The problem:
Each line that follows is to be retyped exactly.

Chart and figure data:
----
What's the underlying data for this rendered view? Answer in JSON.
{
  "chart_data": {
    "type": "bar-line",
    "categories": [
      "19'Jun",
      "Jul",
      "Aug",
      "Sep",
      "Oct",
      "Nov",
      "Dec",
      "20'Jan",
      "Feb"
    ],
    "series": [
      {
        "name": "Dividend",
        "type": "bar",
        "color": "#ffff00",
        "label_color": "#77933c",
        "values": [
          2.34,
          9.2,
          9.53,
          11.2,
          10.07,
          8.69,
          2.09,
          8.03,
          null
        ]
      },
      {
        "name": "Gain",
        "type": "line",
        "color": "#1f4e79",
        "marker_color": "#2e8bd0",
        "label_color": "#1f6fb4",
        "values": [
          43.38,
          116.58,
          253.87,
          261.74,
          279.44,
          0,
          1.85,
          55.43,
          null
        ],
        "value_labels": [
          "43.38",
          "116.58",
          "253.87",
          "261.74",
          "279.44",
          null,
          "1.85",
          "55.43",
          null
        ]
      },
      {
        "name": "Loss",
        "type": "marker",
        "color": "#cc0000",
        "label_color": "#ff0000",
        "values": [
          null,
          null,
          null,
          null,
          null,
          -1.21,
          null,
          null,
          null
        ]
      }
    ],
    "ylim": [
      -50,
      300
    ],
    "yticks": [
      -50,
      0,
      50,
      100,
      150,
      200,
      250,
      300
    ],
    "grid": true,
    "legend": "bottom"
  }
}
----
Completed task:
What's the underlying data for this rendered view? Answer in JSON.
{
  "chart_data": {
    "type": "bar-line",
    "categories": [
      "19'Jun",
      "Jul",
      "Aug",
      "Sep",
      "Oct",
      "Nov",
      "Dec",
      "20'Jan",
      "Feb"
    ],
    "series": [
      {
        "name": "Dividend",
        "type": "bar",
        "color": "#ffff00",
        "label_color": "#77933c",
        "values": [
          2.34,
          9.2,
          9.53,
          11.2,
          10.07,
          8.69,
          2.09,
          8.03,
          null
        ]
      },
      {
        "name": "Gain",
        "type": "line",
        "color": "#1f4e79",
        "marker_color": "#2e8bd0",
        "label_color": "#1f6fb4",
        "values": [
          43.38,
          116.58,
          253.87,
          261.74,
          279.44,
          0,
          1.85,
          55.43,
          null
        ],
        "value_labels": [
          "43.38",
          "116.58",
          "253.87",
          "261.74",
          "279.44",
          null,
          "1.85",
          "55.43",
          null
        ]
      },
      {
        "name": "Loss",
        "type": "marker",
        "color": "#cc0000",
        "label_color": "#ff0000",
        "values": [
          null,
          null,
          null,
          null,
          null,
          -1.21,
          null,
          null,
          null
        ]
      }
    ],
    "ylim": [
      -50,
      300
    ],
    "yticks": [
      -50,
      0,
      50,
      100,
      150,
      200,
      250,
      300
    ],
    "grid": true,
    "legend": "bottom"
  }
}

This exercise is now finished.